▸ What to produce: Select the lines of the records containing the word "shape" and list them.

-------- Records shown --------

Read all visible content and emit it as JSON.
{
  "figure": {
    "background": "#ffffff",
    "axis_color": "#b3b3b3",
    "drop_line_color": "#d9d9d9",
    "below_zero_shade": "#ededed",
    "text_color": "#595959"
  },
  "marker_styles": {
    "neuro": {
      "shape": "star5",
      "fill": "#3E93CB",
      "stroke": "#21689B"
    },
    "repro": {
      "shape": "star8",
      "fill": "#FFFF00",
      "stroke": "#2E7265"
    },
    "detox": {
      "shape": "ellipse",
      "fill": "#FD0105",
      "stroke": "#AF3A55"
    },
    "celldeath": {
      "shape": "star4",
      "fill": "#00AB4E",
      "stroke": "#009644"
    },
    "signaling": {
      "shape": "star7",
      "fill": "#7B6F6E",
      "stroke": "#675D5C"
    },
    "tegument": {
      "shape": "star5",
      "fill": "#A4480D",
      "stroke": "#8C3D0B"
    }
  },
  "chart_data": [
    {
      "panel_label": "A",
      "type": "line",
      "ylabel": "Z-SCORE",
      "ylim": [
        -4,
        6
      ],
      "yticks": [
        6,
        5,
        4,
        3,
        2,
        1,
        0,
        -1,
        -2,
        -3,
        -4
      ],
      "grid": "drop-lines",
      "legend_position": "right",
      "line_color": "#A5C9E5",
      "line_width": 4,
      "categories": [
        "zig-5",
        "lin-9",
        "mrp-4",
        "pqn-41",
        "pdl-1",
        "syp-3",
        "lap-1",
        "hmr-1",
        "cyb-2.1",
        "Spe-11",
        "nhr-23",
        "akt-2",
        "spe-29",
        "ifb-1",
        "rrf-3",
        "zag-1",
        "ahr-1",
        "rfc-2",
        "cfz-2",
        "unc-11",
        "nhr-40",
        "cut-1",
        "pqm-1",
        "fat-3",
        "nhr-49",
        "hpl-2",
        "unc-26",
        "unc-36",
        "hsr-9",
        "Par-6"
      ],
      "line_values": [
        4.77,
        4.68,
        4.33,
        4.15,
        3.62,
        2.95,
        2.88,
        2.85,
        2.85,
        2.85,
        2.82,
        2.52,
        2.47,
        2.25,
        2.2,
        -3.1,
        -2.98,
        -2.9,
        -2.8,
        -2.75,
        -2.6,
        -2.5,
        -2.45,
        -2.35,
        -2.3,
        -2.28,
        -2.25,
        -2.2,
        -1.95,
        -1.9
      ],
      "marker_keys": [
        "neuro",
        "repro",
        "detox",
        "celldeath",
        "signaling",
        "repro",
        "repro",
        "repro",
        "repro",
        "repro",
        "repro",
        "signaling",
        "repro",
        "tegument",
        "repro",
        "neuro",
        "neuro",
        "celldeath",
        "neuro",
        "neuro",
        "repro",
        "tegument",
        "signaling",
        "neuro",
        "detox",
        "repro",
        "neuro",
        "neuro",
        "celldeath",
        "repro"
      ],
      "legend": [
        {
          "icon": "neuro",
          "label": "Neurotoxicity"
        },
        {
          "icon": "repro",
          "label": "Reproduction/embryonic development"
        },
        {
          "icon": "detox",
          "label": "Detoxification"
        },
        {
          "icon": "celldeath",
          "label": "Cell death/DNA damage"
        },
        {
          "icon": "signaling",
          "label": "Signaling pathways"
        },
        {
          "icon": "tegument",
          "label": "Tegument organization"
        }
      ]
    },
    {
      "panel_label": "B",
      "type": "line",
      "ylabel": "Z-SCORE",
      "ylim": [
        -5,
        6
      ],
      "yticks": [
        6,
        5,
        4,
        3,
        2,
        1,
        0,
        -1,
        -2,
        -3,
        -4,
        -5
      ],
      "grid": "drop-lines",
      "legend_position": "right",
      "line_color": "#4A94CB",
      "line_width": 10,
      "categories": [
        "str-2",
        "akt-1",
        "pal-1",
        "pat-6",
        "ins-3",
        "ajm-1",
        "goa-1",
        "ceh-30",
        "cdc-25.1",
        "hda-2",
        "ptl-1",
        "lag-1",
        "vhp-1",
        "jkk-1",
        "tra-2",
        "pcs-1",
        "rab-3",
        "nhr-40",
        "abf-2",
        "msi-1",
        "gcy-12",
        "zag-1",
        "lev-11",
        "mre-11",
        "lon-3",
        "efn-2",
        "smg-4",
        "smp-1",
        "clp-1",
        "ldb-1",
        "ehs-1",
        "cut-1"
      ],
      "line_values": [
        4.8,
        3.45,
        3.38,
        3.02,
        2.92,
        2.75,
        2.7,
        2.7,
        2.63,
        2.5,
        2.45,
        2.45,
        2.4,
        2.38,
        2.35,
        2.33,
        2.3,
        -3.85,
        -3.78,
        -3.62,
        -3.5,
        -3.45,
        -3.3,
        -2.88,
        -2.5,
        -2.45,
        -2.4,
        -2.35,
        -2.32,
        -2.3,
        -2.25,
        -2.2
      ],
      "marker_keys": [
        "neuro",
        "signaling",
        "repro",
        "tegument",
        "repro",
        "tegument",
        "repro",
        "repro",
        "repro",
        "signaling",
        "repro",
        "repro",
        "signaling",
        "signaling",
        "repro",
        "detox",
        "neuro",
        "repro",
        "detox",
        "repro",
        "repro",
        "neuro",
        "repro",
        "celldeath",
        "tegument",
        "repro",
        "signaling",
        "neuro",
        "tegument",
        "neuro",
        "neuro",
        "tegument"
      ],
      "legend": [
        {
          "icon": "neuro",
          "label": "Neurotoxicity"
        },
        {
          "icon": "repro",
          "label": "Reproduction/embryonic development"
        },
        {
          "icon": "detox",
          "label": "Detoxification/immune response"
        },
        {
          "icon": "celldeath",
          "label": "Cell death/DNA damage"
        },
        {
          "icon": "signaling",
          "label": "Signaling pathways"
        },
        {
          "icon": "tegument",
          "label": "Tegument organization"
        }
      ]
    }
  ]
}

--------

▸ Solution for this task:
      "shape": "star5",
      "shape": "star8",
      "shape": "ellipse",
      "shape": "star4",
      "shape": "star7",
      "shape": "star5",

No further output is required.